• [Challenge]: Find the lines of data that contain the string "Annual", then list them.
[BEGIN Task inputs]
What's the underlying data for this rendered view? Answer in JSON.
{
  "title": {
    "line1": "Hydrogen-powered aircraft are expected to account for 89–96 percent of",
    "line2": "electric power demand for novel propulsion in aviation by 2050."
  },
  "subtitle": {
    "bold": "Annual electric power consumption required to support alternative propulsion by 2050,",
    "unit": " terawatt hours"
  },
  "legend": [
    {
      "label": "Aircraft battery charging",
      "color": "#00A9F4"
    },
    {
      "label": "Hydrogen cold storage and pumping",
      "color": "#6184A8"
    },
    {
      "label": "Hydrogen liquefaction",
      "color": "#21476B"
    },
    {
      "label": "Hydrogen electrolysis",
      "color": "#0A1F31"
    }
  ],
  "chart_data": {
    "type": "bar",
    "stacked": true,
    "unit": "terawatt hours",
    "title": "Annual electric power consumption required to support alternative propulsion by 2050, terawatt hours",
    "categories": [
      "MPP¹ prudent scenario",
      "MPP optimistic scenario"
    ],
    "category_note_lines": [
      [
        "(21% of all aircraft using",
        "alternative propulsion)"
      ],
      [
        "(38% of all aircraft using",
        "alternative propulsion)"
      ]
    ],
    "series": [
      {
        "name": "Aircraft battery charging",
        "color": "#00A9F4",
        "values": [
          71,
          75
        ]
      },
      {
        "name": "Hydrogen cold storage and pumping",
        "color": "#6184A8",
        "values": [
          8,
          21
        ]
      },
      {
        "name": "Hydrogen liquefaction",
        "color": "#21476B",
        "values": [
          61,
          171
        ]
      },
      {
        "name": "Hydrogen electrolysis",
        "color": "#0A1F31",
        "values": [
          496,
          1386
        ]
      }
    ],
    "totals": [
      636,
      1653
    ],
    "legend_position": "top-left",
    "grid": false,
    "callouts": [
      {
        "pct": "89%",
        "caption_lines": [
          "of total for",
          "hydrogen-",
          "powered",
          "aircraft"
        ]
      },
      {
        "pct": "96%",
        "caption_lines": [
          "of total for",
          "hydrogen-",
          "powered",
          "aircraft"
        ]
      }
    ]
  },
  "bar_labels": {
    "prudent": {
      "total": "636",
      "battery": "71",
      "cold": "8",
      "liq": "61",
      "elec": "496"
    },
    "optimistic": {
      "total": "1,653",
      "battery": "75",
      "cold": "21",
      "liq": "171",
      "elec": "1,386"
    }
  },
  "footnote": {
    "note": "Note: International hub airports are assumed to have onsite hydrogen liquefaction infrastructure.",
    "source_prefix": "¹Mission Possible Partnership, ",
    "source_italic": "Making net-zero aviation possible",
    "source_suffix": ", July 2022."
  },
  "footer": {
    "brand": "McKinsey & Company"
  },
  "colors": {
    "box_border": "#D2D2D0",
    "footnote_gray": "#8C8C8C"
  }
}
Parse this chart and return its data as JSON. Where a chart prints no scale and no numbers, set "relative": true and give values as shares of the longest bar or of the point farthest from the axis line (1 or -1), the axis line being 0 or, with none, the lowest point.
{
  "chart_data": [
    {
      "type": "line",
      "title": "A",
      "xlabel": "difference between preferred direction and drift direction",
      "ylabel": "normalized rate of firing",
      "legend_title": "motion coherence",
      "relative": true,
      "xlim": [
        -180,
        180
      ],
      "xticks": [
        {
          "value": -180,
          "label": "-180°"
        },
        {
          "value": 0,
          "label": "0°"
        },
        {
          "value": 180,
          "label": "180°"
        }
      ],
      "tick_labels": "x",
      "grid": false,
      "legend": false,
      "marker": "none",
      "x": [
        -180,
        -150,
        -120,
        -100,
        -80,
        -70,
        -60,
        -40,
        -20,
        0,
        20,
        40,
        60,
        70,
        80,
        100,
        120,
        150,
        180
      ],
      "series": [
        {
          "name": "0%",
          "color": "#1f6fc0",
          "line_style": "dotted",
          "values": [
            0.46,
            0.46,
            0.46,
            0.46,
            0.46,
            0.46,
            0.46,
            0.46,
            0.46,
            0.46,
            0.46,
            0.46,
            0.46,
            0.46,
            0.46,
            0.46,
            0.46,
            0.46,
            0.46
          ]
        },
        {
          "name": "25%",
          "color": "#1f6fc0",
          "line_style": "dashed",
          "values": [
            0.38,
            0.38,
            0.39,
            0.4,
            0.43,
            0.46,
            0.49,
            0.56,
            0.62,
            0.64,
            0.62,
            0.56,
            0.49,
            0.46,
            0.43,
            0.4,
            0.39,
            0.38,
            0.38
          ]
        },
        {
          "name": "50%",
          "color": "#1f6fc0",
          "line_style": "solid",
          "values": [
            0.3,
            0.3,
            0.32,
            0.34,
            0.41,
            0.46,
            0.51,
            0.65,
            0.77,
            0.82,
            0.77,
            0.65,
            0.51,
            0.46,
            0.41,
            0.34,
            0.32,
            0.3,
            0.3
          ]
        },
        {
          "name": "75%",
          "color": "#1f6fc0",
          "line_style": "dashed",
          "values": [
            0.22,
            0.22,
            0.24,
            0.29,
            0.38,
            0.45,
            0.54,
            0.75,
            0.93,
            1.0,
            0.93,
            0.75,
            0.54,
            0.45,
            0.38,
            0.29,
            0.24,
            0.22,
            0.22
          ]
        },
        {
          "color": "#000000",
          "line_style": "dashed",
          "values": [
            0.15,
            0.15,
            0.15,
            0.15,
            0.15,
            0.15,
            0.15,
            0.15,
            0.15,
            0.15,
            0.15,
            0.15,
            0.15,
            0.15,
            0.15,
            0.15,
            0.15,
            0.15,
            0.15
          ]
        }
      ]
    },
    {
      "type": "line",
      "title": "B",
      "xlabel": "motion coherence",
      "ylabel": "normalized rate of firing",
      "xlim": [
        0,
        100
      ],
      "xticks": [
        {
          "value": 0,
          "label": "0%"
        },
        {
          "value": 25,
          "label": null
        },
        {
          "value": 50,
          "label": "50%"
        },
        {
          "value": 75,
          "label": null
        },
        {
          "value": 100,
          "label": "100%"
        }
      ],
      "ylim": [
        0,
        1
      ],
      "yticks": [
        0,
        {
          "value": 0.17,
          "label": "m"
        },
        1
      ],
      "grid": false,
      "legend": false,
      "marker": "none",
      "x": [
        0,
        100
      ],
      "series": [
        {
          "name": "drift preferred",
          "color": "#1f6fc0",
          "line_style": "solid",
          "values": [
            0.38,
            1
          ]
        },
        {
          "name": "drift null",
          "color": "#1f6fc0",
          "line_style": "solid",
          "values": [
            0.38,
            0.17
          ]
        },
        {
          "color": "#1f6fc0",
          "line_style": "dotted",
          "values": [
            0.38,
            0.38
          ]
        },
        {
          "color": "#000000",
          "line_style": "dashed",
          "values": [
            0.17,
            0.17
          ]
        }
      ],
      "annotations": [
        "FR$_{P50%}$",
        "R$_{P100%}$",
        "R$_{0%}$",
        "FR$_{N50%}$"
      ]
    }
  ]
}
[END Task inputs]
• [Exercise output]:
    "bold": "Annual electric power consumption required to support alternative propulsion by 2050,",
    "title": "Annual electric power consumption required to support alternative propulsion by 2050, terawatt hours",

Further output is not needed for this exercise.